— BEGIN Dataset excerpts —

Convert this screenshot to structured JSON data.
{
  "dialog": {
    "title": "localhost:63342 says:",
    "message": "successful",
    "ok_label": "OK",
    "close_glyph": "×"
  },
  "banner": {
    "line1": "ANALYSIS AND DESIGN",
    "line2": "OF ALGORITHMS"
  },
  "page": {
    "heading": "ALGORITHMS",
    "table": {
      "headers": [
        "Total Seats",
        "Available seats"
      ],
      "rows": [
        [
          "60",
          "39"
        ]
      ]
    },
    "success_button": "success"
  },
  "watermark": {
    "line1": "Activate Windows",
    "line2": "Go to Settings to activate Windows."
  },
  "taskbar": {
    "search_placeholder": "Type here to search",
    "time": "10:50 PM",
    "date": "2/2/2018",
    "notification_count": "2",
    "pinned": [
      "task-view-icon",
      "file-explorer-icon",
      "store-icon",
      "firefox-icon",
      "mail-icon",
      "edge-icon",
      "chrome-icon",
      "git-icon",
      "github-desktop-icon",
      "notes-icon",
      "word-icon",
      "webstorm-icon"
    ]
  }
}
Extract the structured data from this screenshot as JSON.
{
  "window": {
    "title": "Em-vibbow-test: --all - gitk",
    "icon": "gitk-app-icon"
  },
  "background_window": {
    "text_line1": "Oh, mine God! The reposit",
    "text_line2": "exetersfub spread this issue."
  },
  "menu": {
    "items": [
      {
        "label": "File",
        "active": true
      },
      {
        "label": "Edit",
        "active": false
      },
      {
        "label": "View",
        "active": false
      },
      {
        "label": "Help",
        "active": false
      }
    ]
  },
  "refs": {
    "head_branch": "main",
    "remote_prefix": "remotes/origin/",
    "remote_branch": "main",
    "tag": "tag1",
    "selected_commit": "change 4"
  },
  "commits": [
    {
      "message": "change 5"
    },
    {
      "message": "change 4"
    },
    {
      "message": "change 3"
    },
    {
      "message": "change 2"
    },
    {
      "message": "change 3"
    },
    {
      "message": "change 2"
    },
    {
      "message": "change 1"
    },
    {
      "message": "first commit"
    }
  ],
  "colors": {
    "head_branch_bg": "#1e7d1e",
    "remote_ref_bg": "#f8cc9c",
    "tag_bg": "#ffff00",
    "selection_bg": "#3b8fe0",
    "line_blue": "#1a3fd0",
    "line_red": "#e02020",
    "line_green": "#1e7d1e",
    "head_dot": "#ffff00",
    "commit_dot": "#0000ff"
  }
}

— END Dataset excerpts —

== Task brief ==
Repeat every entry word for word.

== Answer to this exercise ==
Convert this screenshot to structured JSON data.
{
  "dialog": {
    "title": "localhost:63342 says:",
    "message": "successful",
    "ok_label": "OK",
    "close_glyph": "×"
  },
  "banner": {
    "line1": "ANALYSIS AND DESIGN",
    "line2": "OF ALGORITHMS"
  },
  "page": {
    "heading": "ALGORITHMS",
    "table": {
      "headers": [
        "Total Seats",
        "Available seats"
      ],
      "rows": [
        [
          "60",
          "39"
        ]
      ]
    },
    "success_button": "success"
  },
  "watermark": {
    "line1": "Activate Windows",
    "line2": "Go to Settings to activate Windows."
  },
  "taskbar": {
    "search_placeholder": "Type here to search",
    "time": "10:50 PM",
    "date": "2/2/2018",
    "notification_count": "2",
    "pinned": [
      "task-view-icon",
      "file-explorer-icon",
      "store-icon",
      "firefox-icon",
      "mail-icon",
      "edge-icon",
      "chrome-icon",
      "git-icon",
      "github-desktop-icon",
      "notes-icon",
      "word-icon",
      "webstorm-icon"
    ]
  }
}
Extract the structured data from this screenshot as JSON.
{
  "window": {
    "title": "Em-vibbow-test: --all - gitk",
    "icon": "gitk-app-icon"
  },
  "background_window": {
    "text_line1": "Oh, mine God! The reposit",
    "text_line2": "exetersfub spread this issue."
  },
  "menu": {
    "items": [
      {
        "label": "File",
        "active": true
      },
      {
        "label": "Edit",
        "active": false
      },
      {
        "label": "View",
        "active": false
      },
      {
        "label": "Help",
        "active": false
      }
    ]
  },
  "refs": {
    "head_branch": "main",
    "remote_prefix": "remotes/origin/",
    "remote_branch": "main",
    "tag": "tag1",
    "selected_commit": "change 4"
  },
  "commits": [
    {
      "message": "change 5"
    },
    {
      "message": "change 4"
    },
    {
      "message": "change 3"
    },
    {
      "message": "change 2"
    },
    {
      "message": "change 3"
    },
    {
      "message": "change 2"
    },
    {
      "message": "change 1"
    },
    {
      "message": "first commit"
    }
  ],
  "colors": {
    "head_branch_bg": "#1e7d1e",
    "remote_ref_bg": "#f8cc9c",
    "tag_bg": "#ffff00",
    "selection_bg": "#3b8fe0",
    "line_blue": "#1a3fd0",
    "line_red": "#e02020",
    "line_green": "#1e7d1e",
    "head_dot": "#ffff00",
    "commit_dot": "#0000ff"
  }
}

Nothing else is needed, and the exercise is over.